WHAT THE TASK REQUIRES: Make a verbatim copy of the entries below; pictures stay out.

━━━ RECORDS TO USE

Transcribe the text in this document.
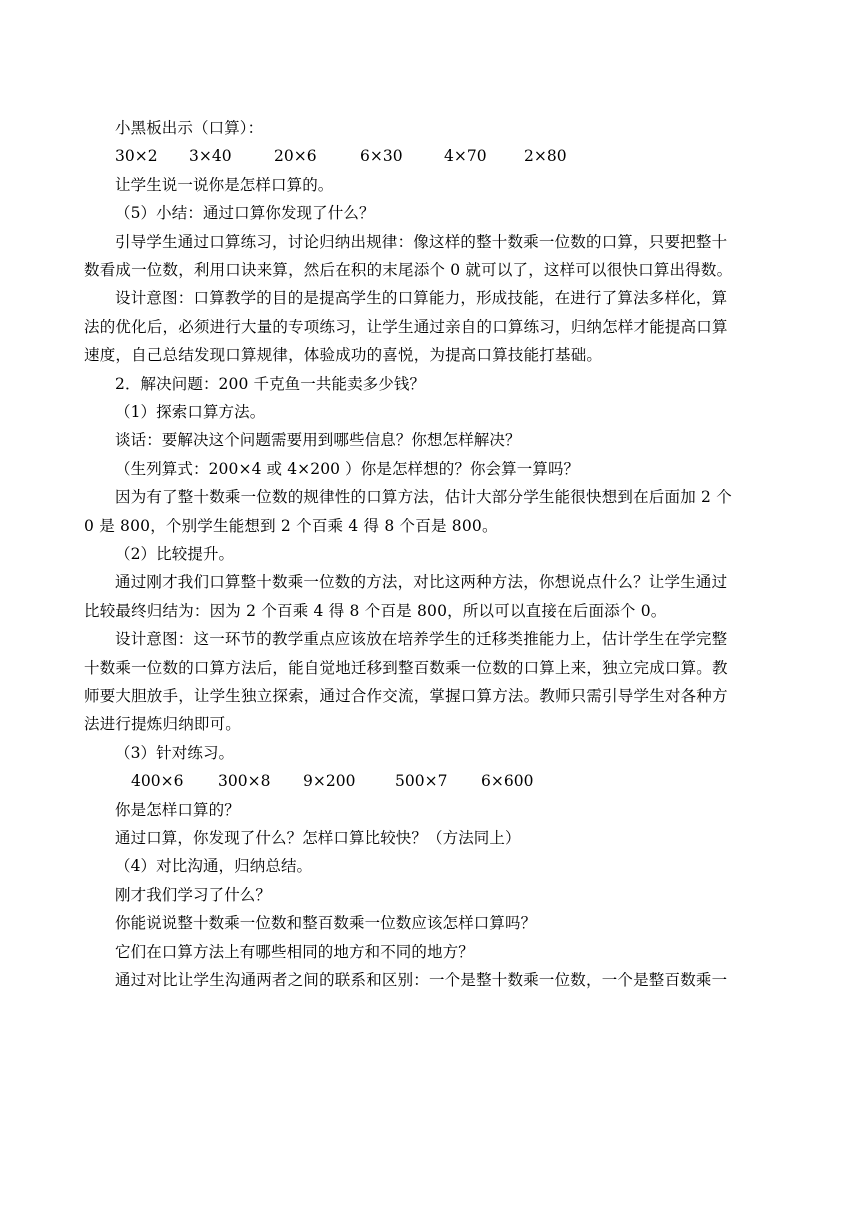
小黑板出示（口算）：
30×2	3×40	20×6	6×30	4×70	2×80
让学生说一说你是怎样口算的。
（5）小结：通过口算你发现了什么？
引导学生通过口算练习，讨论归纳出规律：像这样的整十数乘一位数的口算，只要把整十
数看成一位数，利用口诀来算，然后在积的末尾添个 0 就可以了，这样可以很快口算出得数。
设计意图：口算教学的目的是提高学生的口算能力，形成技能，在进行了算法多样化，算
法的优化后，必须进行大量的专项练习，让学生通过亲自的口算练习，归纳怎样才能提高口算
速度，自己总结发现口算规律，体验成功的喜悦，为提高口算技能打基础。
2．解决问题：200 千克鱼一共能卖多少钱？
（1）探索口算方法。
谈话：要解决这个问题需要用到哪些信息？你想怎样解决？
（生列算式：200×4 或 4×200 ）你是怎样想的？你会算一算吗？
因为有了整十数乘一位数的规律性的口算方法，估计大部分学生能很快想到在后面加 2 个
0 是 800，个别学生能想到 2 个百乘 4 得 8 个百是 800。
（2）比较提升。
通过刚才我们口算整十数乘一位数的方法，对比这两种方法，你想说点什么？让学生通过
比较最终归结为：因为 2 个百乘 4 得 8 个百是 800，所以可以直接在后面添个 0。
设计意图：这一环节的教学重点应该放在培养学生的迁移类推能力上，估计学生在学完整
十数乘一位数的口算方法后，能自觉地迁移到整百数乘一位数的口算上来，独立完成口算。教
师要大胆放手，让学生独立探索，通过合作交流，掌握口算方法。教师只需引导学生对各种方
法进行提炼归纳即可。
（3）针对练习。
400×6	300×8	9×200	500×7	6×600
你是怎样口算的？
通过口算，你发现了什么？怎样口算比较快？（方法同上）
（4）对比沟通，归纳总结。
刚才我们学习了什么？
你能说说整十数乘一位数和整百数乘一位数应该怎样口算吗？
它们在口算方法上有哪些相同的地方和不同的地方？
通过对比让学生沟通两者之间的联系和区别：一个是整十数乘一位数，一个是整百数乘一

━━━━━━

OUTPUT BELOW:
Transcribe the text in this document.
小黑板出示（口算）：
30×2	3×40	20×6	6×30	4×70	2×80
让学生说一说你是怎样口算的。
（5）小结：通过口算你发现了什么？
引导学生通过口算练习，讨论归纳出规律：像这样的整十数乘一位数的口算，只要把整十
数看成一位数，利用口诀来算，然后在积的末尾添个 0 就可以了，这样可以很快口算出得数。
设计意图：口算教学的目的是提高学生的口算能力，形成技能，在进行了算法多样化，算
法的优化后，必须进行大量的专项练习，让学生通过亲自的口算练习，归纳怎样才能提高口算
速度，自己总结发现口算规律，体验成功的喜悦，为提高口算技能打基础。
2．解决问题：200 千克鱼一共能卖多少钱？
（1）探索口算方法。
谈话：要解决这个问题需要用到哪些信息？你想怎样解决？
（生列算式：200×4 或 4×200 ）你是怎样想的？你会算一算吗？
因为有了整十数乘一位数的规律性的口算方法，估计大部分学生能很快想到在后面加 2 个
0 是 800，个别学生能想到 2 个百乘 4 得 8 个百是 800。
（2）比较提升。
通过刚才我们口算整十数乘一位数的方法，对比这两种方法，你想说点什么？让学生通过
比较最终归结为：因为 2 个百乘 4 得 8 个百是 800，所以可以直接在后面添个 0。
设计意图：这一环节的教学重点应该放在培养学生的迁移类推能力上，估计学生在学完整
十数乘一位数的口算方法后，能自觉地迁移到整百数乘一位数的口算上来，独立完成口算。教
师要大胆放手，让学生独立探索，通过合作交流，掌握口算方法。教师只需引导学生对各种方
法进行提炼归纳即可。
（3）针对练习。
400×6	300×8	9×200	500×7	6×600
你是怎样口算的？
通过口算，你发现了什么？怎样口算比较快？（方法同上）
（4）对比沟通，归纳总结。
刚才我们学习了什么？
你能说说整十数乘一位数和整百数乘一位数应该怎样口算吗？
它们在口算方法上有哪些相同的地方和不同的地方？
通过对比让学生沟通两者之间的联系和区别：一个是整十数乘一位数，一个是整百数乘一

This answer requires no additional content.